→ **Required task**: Copy each line in the data that includes the word "Only".

→ **Records to process**:
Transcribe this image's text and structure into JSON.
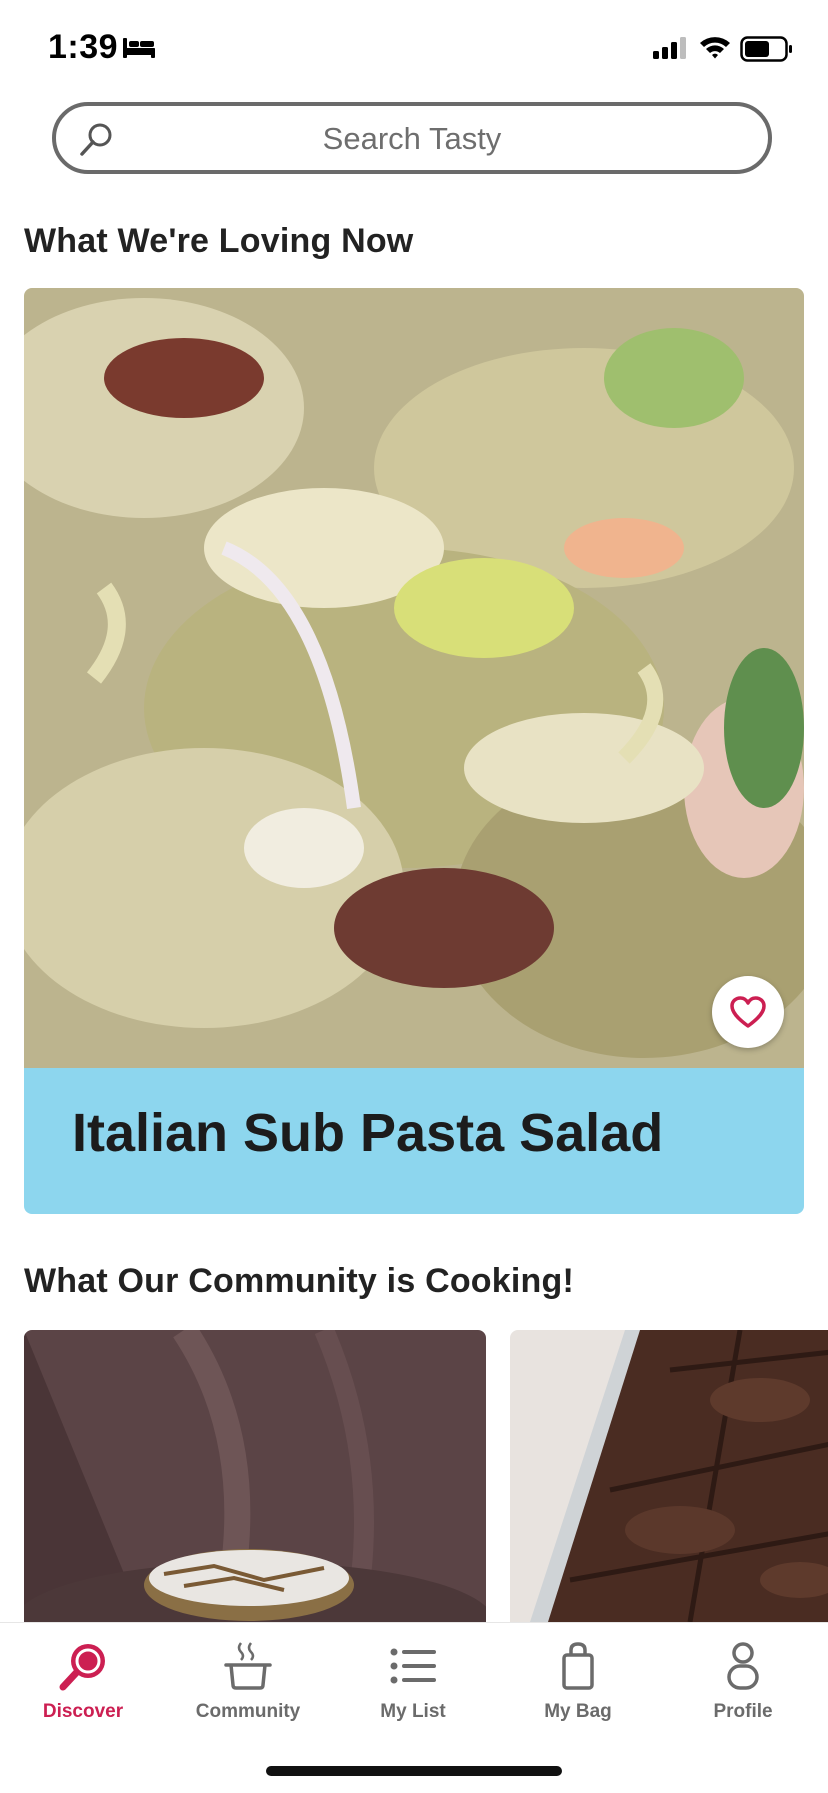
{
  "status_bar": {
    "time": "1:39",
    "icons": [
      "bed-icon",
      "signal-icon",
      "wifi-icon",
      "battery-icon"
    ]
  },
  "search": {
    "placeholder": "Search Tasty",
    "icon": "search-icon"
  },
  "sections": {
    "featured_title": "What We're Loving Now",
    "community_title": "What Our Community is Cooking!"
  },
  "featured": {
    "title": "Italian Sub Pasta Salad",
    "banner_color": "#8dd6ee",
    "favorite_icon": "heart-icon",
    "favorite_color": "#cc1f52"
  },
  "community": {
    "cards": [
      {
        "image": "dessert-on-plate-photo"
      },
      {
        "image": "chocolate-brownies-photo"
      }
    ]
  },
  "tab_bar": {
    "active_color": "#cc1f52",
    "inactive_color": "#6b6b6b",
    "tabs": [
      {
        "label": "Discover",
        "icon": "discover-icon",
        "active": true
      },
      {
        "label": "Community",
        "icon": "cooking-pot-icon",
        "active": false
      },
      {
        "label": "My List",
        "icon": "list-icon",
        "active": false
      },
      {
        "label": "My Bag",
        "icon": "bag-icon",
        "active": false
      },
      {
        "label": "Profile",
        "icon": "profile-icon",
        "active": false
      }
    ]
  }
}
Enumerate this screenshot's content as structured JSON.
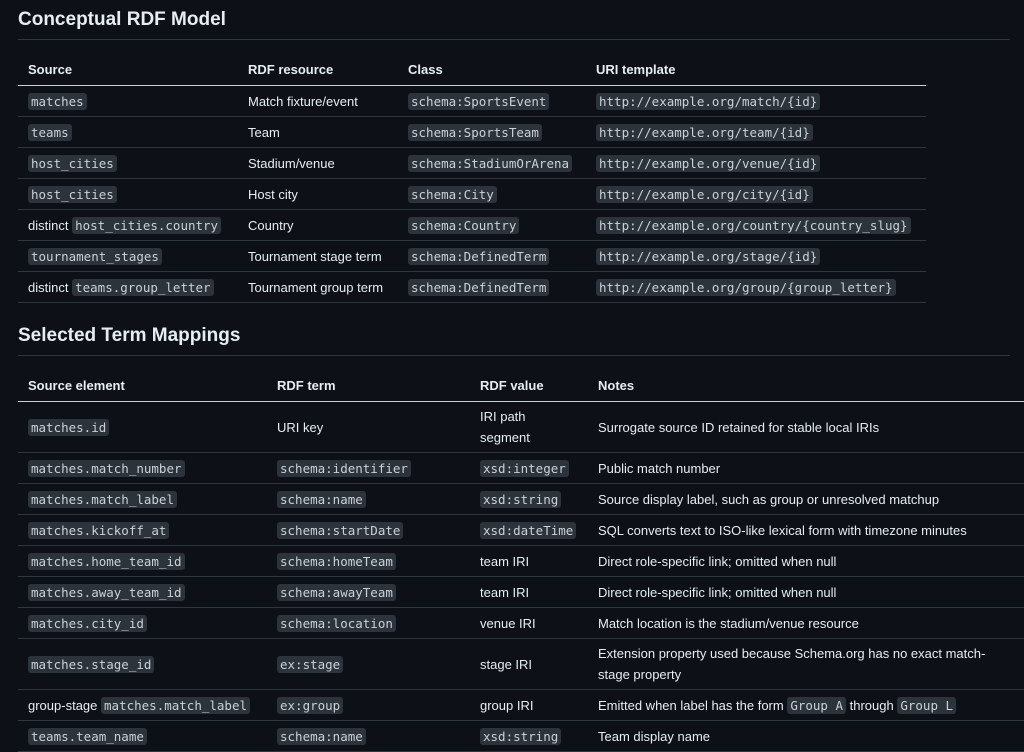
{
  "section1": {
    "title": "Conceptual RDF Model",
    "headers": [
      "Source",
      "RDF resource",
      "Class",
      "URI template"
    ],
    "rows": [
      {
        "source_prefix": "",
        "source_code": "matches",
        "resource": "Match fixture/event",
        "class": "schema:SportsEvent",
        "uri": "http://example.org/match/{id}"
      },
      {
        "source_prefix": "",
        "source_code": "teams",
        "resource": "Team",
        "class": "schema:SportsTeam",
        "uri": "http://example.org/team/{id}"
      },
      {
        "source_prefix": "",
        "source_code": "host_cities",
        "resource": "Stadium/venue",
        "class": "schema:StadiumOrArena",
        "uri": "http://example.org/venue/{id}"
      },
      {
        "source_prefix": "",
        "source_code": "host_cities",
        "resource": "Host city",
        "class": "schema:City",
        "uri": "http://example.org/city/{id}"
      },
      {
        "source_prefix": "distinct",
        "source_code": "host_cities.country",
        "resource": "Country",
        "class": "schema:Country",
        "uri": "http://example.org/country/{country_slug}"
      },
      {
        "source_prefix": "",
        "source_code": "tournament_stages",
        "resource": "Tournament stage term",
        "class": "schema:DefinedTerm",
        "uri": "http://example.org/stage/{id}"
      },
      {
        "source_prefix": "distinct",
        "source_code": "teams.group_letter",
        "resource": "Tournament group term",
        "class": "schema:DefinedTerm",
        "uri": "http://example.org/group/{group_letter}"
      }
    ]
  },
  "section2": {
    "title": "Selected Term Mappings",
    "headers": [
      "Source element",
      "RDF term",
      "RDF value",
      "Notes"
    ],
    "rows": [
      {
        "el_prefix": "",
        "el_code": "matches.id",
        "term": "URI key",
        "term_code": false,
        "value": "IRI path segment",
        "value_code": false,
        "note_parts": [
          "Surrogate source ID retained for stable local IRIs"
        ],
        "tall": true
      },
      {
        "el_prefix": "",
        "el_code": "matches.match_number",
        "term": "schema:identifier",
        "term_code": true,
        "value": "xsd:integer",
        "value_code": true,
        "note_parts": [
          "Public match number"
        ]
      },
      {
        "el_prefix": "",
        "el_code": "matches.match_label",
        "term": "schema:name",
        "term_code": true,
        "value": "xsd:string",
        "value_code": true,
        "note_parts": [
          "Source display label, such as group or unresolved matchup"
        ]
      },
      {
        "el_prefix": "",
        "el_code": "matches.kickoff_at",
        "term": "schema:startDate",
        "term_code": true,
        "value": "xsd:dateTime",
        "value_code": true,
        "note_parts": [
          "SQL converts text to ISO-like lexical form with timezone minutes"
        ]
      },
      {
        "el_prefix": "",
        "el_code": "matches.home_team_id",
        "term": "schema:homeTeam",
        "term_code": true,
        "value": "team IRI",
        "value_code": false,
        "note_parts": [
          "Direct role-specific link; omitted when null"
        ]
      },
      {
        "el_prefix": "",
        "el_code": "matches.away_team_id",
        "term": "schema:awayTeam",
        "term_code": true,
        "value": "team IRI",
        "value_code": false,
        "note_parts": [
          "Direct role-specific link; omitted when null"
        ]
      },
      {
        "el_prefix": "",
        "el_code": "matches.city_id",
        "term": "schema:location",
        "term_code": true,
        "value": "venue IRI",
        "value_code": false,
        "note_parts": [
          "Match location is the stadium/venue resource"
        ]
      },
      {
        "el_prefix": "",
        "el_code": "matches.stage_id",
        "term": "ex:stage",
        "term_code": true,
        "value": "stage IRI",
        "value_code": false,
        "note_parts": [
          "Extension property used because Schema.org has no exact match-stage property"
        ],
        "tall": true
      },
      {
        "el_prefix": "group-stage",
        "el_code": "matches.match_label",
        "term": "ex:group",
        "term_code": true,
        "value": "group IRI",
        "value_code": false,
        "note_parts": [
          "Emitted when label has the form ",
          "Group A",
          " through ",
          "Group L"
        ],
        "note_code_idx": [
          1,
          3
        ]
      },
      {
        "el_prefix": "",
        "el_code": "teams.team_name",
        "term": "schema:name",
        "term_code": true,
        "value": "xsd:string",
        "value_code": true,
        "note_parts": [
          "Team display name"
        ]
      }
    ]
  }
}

--

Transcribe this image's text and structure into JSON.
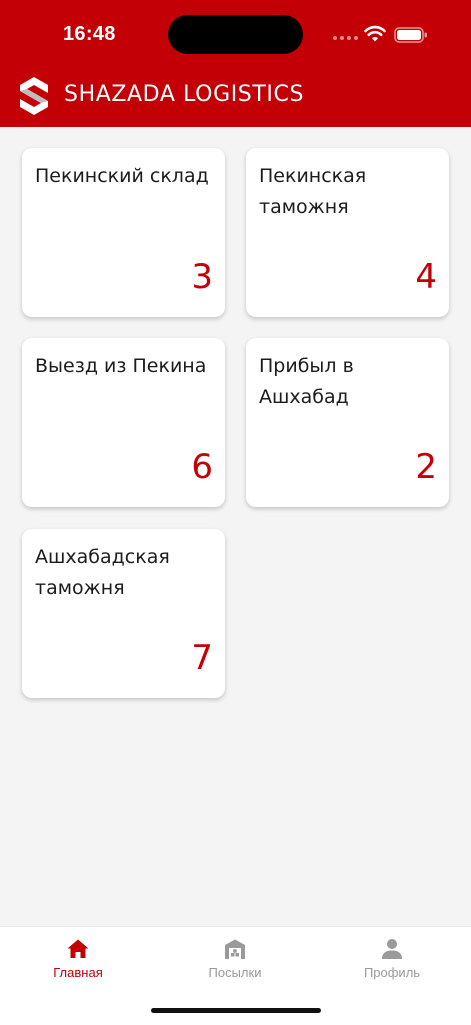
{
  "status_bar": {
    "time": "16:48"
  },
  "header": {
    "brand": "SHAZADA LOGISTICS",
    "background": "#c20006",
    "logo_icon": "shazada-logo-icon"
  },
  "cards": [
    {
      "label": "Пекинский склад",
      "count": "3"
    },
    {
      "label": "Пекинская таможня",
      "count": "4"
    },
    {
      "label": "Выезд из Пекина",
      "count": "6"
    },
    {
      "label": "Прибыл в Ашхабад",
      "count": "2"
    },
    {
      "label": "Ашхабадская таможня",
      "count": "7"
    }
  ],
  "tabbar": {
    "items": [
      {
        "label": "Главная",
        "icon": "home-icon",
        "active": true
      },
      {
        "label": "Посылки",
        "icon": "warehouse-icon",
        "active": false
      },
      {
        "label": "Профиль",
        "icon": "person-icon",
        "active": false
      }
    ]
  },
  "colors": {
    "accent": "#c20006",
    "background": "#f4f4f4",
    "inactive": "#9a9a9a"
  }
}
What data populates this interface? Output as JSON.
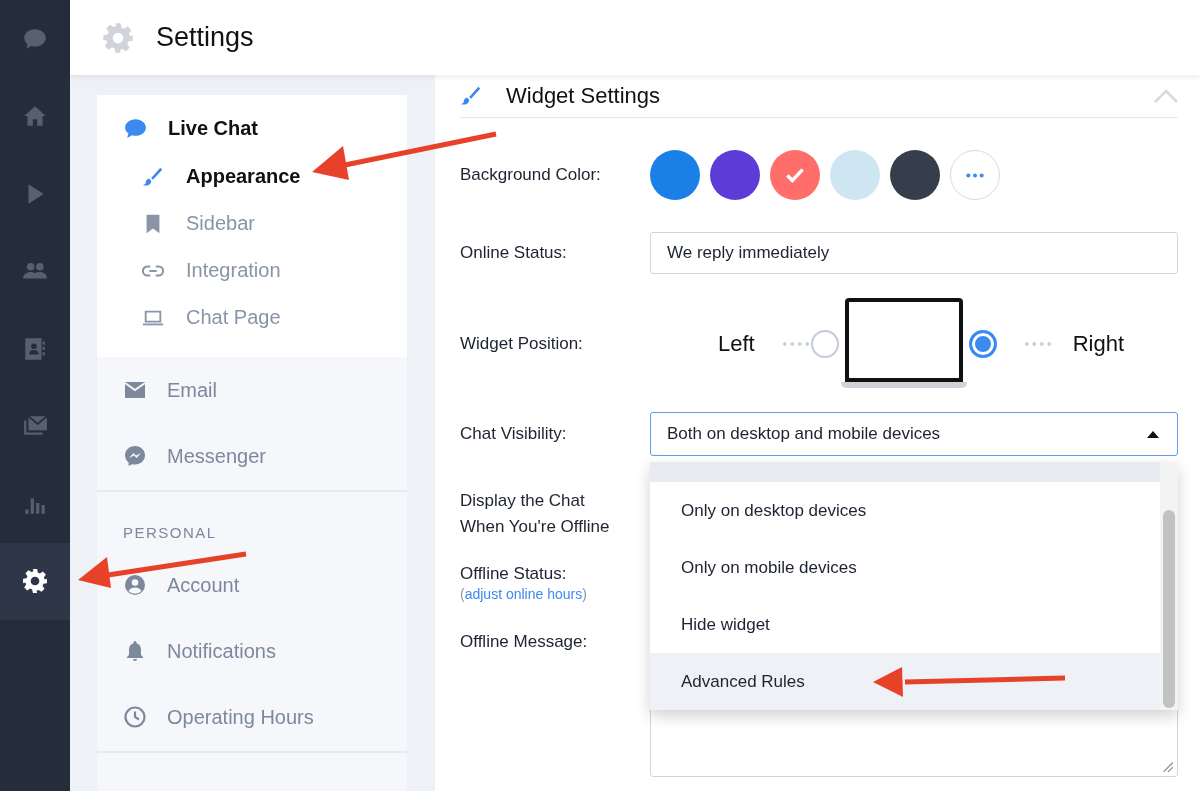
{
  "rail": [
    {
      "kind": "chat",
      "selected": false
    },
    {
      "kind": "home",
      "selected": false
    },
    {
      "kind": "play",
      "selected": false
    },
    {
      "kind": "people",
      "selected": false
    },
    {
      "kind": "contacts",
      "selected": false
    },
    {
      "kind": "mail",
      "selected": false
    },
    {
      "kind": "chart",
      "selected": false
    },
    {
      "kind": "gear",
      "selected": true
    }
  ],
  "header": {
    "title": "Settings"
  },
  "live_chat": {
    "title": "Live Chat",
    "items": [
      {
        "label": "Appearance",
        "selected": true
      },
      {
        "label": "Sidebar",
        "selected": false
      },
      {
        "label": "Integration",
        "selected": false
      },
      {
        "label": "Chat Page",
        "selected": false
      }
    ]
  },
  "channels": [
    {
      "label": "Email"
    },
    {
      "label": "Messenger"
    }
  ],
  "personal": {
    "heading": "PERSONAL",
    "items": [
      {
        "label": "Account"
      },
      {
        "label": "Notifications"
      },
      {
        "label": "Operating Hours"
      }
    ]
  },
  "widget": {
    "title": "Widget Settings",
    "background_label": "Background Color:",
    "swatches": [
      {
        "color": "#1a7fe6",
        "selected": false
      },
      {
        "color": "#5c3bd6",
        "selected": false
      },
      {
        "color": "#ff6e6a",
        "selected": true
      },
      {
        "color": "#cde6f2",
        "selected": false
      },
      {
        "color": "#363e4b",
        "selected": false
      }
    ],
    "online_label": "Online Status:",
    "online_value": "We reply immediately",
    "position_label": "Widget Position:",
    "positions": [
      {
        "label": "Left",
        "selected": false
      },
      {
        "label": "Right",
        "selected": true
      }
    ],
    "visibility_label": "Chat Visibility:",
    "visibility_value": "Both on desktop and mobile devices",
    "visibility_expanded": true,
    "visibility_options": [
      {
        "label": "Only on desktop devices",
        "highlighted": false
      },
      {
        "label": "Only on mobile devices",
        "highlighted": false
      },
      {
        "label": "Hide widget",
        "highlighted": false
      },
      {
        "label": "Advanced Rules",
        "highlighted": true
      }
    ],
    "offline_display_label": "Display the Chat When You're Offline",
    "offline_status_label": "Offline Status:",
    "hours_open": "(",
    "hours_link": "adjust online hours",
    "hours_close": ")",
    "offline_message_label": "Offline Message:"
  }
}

...

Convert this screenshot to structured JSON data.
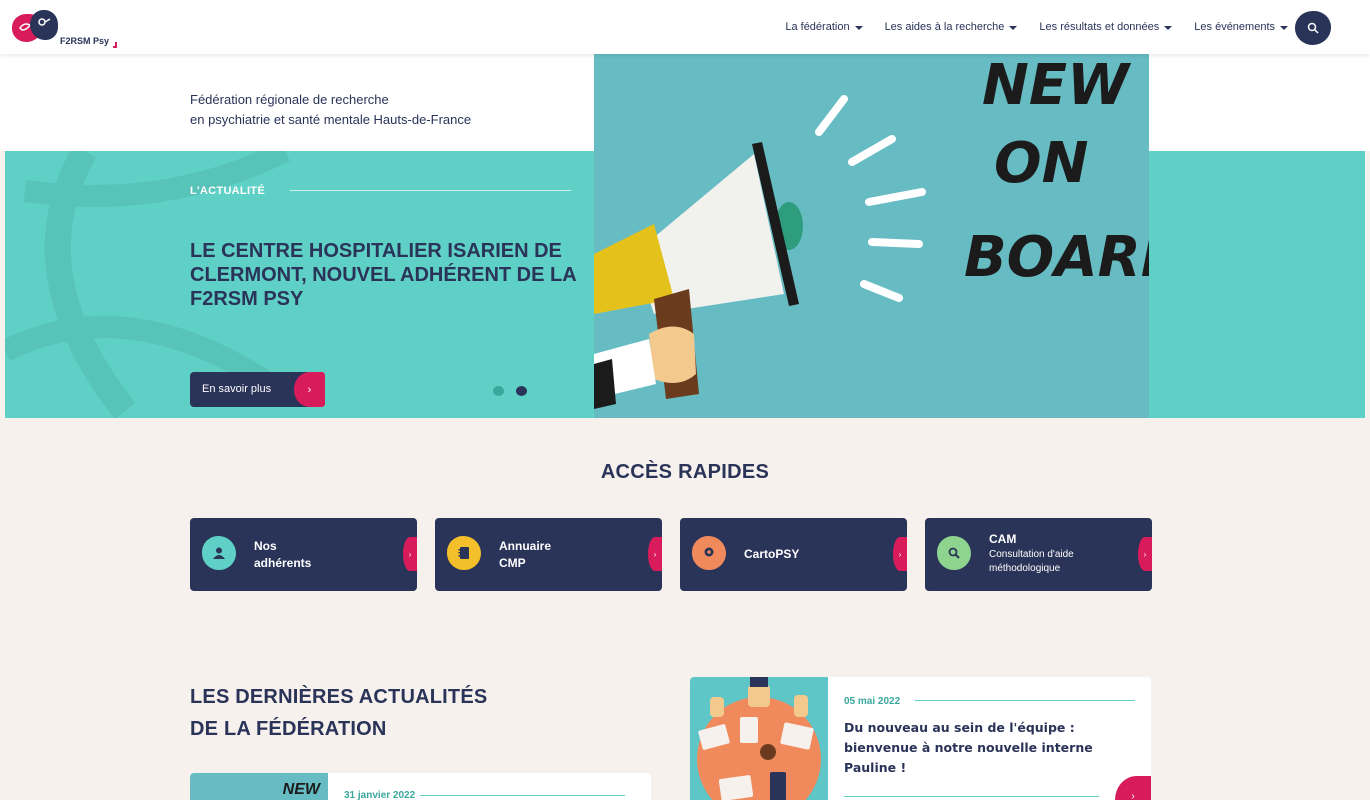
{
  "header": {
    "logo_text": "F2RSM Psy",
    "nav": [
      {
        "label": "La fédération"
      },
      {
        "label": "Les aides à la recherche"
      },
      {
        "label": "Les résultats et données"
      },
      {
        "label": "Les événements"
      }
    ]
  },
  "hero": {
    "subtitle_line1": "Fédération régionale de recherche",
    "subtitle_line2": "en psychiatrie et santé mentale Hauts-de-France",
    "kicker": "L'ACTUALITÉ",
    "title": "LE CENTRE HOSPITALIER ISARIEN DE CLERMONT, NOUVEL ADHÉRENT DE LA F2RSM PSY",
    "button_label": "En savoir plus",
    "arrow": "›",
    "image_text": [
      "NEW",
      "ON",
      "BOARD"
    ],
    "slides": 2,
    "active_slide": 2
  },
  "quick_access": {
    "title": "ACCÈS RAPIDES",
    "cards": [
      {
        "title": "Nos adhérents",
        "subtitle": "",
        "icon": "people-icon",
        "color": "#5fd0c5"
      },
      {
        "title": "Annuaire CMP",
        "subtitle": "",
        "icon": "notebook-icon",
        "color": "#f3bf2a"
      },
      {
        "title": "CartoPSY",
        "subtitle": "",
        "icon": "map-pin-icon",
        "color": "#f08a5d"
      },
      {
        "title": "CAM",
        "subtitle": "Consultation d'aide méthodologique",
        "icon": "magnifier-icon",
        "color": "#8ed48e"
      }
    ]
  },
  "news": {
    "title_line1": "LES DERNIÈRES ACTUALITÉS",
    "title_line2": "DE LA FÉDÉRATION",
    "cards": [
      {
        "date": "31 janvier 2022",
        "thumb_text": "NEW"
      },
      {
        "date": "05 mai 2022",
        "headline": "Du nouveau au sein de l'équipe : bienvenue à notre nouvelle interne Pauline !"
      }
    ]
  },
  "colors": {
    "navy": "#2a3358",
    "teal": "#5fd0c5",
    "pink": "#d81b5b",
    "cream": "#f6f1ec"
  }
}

→ **Answer to the task**:
        "label": "Only on desktop devices",
        "label": "Only on mobile devices",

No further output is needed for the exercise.